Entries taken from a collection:
________________________________________
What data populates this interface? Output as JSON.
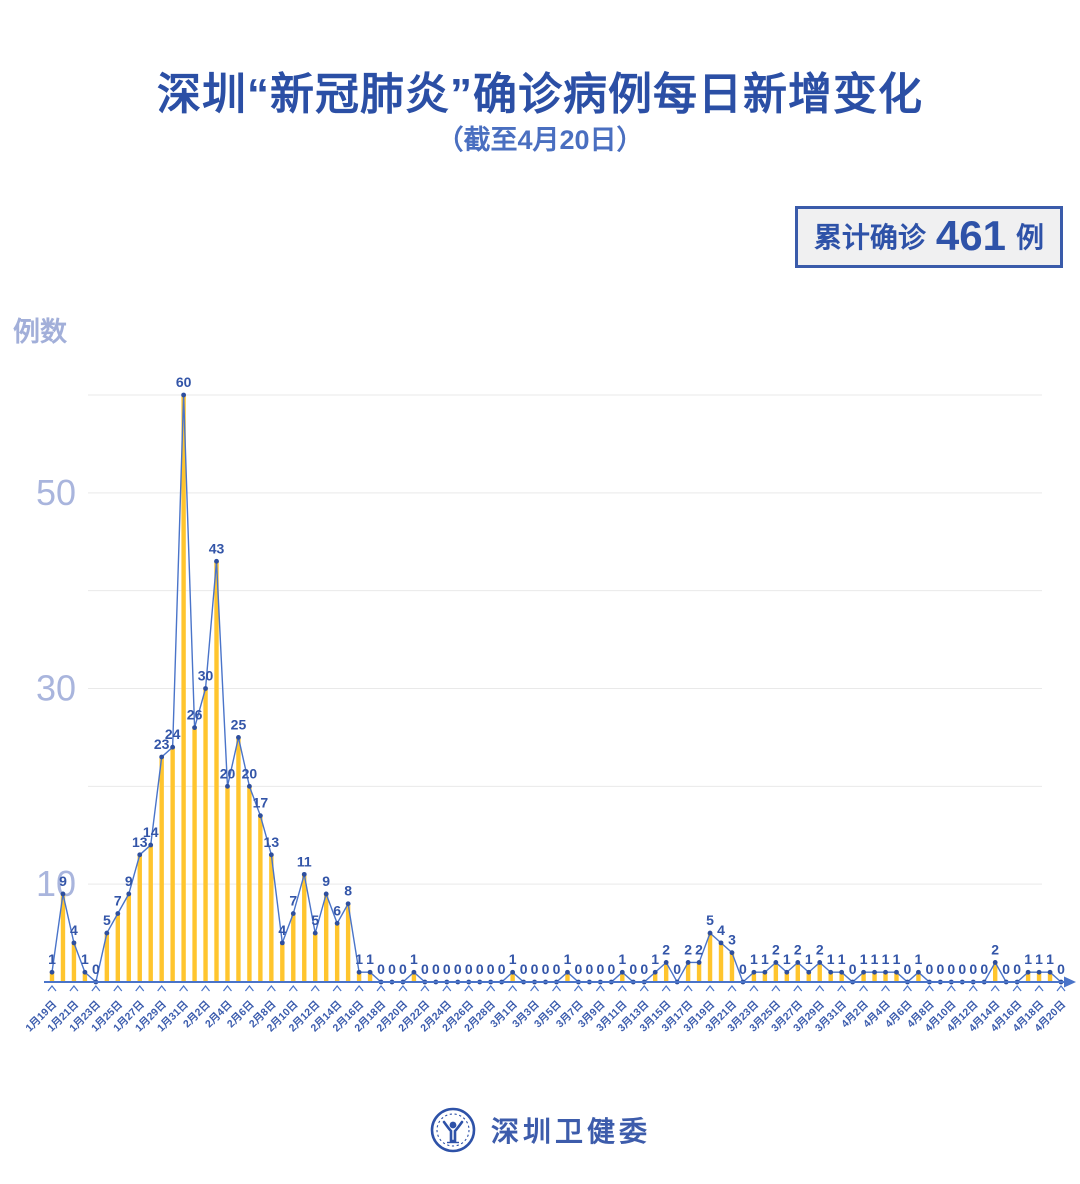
{
  "title": "深圳“新冠肺炎”确诊病例每日新增变化",
  "subtitle": "（截至4月20日）",
  "badge": {
    "prefix": "累计确诊",
    "value": "461",
    "suffix": "例"
  },
  "y_axis_title": "例数",
  "footer": {
    "org": "深圳卫健委",
    "logo": "shenzhen-health-commission-emblem"
  },
  "cumulative_total": 461,
  "chart_data": {
    "type": "bar",
    "overlay": "line",
    "title": "深圳“新冠肺炎”确诊病例每日新增变化",
    "xlabel": "",
    "ylabel": "例数",
    "ylim": [
      0,
      60
    ],
    "y_tick_labels": [
      10,
      30,
      50
    ],
    "gridlines": [
      10,
      20,
      30,
      40,
      50,
      60
    ],
    "grid": "horizontal",
    "legend": "none",
    "x_label_every": 2,
    "bar_color": "#ffc52e",
    "line_color": "#4a74c9",
    "dot_color": "#2e4f9e",
    "value_label_color": "#3355a8",
    "x_label_color": "#3b5cad",
    "y_label_color": "#a9b5dd",
    "grid_color": "#e9e9e9",
    "categories": [
      "1月19日",
      "1月20日",
      "1月21日",
      "1月22日",
      "1月23日",
      "1月24日",
      "1月25日",
      "1月26日",
      "1月27日",
      "1月28日",
      "1月29日",
      "1月30日",
      "1月31日",
      "2月1日",
      "2月2日",
      "2月3日",
      "2月4日",
      "2月5日",
      "2月6日",
      "2月7日",
      "2月8日",
      "2月9日",
      "2月10日",
      "2月11日",
      "2月12日",
      "2月13日",
      "2月14日",
      "2月15日",
      "2月16日",
      "2月17日",
      "2月18日",
      "2月19日",
      "2月20日",
      "2月21日",
      "2月22日",
      "2月23日",
      "2月24日",
      "2月25日",
      "2月26日",
      "2月27日",
      "2月28日",
      "2月29日",
      "3月1日",
      "3月2日",
      "3月3日",
      "3月4日",
      "3月5日",
      "3月6日",
      "3月7日",
      "3月8日",
      "3月9日",
      "3月10日",
      "3月11日",
      "3月12日",
      "3月13日",
      "3月14日",
      "3月15日",
      "3月16日",
      "3月17日",
      "3月18日",
      "3月19日",
      "3月20日",
      "3月21日",
      "3月22日",
      "3月23日",
      "3月24日",
      "3月25日",
      "3月26日",
      "3月27日",
      "3月28日",
      "3月29日",
      "3月30日",
      "3月31日",
      "4月1日",
      "4月2日",
      "4月3日",
      "4月4日",
      "4月5日",
      "4月6日",
      "4月7日",
      "4月8日",
      "4月9日",
      "4月10日",
      "4月11日",
      "4月12日",
      "4月13日",
      "4月14日",
      "4月15日",
      "4月16日",
      "4月17日",
      "4月18日",
      "4月19日",
      "4月20日"
    ],
    "values": [
      1,
      9,
      4,
      1,
      0,
      5,
      7,
      9,
      13,
      14,
      23,
      24,
      60,
      26,
      30,
      43,
      20,
      25,
      20,
      17,
      13,
      4,
      7,
      11,
      5,
      9,
      6,
      8,
      1,
      1,
      0,
      0,
      0,
      1,
      0,
      0,
      0,
      0,
      0,
      0,
      0,
      0,
      1,
      0,
      0,
      0,
      0,
      1,
      0,
      0,
      0,
      0,
      1,
      0,
      0,
      1,
      2,
      0,
      2,
      2,
      5,
      4,
      3,
      0,
      1,
      1,
      2,
      1,
      2,
      1,
      2,
      1,
      1,
      0,
      1,
      1,
      1,
      1,
      0,
      1,
      0,
      0,
      0,
      0,
      0,
      0,
      2,
      0,
      0,
      1,
      1,
      1,
      0
    ]
  }
}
________________________________________
## CHALLENGE
Pick out every line with the string "确诊病例每日新增变化" and copy it.

## SOLUTION FOR THIS TASK
  "title": "深圳“新冠肺炎”确诊病例每日新增变化",
    "title": "深圳“新冠肺炎”确诊病例每日新增变化",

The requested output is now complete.